[Dataset excerpt]
+-------+

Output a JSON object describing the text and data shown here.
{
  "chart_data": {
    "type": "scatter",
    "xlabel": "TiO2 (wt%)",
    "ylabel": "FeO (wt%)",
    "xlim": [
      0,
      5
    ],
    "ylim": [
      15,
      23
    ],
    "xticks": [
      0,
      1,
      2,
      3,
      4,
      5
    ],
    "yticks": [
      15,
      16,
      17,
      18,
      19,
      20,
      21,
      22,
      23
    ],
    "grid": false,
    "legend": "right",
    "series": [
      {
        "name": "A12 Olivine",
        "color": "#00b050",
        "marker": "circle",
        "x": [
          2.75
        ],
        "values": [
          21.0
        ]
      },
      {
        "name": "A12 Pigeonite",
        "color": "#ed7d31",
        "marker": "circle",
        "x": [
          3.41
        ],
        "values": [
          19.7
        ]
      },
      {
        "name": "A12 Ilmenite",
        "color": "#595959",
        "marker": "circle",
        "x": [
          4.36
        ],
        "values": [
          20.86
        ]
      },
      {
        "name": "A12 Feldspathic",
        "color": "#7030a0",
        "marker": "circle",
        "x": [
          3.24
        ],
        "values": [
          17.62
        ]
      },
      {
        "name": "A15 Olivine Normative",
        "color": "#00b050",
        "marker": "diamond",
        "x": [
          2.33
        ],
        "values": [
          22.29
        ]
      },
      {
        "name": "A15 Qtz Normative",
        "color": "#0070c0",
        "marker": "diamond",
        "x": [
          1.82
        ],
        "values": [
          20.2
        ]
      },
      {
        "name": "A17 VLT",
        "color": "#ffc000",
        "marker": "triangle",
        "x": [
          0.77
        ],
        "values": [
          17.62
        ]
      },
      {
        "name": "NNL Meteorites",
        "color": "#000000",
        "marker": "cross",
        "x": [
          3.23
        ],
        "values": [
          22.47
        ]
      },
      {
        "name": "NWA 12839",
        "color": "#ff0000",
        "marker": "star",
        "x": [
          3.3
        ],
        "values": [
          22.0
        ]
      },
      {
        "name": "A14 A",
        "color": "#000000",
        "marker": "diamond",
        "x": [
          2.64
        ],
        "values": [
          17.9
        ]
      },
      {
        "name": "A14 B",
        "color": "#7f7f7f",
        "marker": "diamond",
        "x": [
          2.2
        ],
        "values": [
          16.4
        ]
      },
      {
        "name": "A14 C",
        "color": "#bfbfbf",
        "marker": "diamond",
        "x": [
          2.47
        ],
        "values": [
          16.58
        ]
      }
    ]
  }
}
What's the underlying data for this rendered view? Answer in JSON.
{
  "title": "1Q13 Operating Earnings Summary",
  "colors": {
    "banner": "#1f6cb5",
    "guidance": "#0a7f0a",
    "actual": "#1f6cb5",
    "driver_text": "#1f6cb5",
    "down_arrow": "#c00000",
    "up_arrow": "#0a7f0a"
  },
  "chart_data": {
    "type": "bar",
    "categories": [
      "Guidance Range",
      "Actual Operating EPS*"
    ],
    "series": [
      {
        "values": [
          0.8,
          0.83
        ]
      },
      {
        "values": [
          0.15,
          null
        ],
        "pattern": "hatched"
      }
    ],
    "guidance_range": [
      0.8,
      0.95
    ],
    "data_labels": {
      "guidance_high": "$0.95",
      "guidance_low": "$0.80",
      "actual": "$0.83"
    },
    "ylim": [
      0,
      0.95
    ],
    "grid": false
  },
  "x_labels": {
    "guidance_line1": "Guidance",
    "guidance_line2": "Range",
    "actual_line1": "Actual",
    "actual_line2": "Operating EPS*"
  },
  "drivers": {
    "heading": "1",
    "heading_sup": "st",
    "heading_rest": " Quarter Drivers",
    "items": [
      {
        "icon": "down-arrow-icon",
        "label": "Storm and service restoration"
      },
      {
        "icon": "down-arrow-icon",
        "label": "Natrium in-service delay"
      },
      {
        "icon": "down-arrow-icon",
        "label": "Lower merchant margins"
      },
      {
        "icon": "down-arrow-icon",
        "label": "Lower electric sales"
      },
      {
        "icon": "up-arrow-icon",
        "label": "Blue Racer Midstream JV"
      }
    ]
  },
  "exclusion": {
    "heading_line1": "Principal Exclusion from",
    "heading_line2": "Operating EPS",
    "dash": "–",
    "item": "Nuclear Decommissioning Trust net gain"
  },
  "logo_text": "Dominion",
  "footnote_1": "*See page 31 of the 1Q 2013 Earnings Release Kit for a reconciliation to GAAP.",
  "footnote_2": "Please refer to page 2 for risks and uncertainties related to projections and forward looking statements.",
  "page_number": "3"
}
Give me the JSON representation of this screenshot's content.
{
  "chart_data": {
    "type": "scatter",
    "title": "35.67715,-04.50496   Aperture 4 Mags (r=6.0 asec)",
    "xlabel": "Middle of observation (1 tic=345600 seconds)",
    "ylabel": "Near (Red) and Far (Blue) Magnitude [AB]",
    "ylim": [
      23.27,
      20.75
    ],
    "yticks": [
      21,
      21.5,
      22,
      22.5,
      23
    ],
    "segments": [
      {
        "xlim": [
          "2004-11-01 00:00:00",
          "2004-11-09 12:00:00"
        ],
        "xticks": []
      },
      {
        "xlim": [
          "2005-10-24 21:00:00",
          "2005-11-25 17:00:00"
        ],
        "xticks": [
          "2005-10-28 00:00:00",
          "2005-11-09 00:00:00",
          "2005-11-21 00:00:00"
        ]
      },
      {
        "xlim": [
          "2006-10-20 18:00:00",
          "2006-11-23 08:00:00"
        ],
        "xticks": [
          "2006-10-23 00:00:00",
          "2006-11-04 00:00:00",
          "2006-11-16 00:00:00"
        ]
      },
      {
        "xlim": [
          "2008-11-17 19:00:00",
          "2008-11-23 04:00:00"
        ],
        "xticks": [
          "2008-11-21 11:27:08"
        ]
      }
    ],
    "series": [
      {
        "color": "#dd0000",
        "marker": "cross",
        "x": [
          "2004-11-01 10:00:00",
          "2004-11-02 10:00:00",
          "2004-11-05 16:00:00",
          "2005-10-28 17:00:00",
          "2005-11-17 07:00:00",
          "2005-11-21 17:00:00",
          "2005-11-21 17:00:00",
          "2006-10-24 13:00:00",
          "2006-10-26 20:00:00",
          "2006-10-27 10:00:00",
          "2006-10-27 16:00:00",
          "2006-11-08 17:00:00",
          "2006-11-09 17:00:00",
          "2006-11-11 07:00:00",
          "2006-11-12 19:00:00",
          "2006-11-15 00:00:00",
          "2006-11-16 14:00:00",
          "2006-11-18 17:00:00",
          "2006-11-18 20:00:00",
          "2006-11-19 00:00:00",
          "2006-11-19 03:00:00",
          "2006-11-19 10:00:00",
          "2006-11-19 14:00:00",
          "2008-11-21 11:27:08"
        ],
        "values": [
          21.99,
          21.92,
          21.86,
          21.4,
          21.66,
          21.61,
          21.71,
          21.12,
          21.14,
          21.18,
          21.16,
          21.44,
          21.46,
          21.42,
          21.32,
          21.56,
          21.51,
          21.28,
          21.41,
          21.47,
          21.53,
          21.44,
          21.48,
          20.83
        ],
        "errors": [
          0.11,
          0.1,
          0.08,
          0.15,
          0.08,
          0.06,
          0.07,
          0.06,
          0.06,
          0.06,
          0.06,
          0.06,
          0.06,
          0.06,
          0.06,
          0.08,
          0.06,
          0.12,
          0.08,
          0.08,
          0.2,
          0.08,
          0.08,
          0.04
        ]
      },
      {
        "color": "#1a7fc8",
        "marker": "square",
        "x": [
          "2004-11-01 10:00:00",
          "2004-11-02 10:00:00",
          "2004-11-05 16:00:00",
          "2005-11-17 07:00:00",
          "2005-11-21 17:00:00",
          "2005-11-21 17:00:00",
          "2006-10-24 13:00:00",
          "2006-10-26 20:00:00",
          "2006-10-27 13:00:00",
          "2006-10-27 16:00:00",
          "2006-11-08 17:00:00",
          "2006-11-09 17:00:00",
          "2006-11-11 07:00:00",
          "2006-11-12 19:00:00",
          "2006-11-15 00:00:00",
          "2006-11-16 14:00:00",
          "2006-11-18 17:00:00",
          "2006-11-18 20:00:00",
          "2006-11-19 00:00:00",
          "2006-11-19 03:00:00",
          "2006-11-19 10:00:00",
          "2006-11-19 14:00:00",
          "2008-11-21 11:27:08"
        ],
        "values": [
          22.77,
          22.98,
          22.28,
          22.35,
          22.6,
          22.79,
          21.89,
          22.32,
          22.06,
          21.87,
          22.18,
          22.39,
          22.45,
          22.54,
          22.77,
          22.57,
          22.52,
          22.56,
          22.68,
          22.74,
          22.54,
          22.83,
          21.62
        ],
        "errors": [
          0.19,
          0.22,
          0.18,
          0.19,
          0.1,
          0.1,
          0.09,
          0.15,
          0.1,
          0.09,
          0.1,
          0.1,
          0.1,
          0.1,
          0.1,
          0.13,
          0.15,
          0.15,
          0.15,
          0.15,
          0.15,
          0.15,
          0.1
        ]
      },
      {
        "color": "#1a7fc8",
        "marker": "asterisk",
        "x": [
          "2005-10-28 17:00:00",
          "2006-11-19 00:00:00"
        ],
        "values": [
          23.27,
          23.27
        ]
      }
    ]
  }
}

+-------+

Instruction: In the listing, find every line containing the word "Operating" and list it.

Solved problem:
  "title": "1Q13 Operating Earnings Summary",
      "Actual Operating EPS*"
    "actual_line2": "Operating EPS*"
    "heading_line2": "Operating EPS",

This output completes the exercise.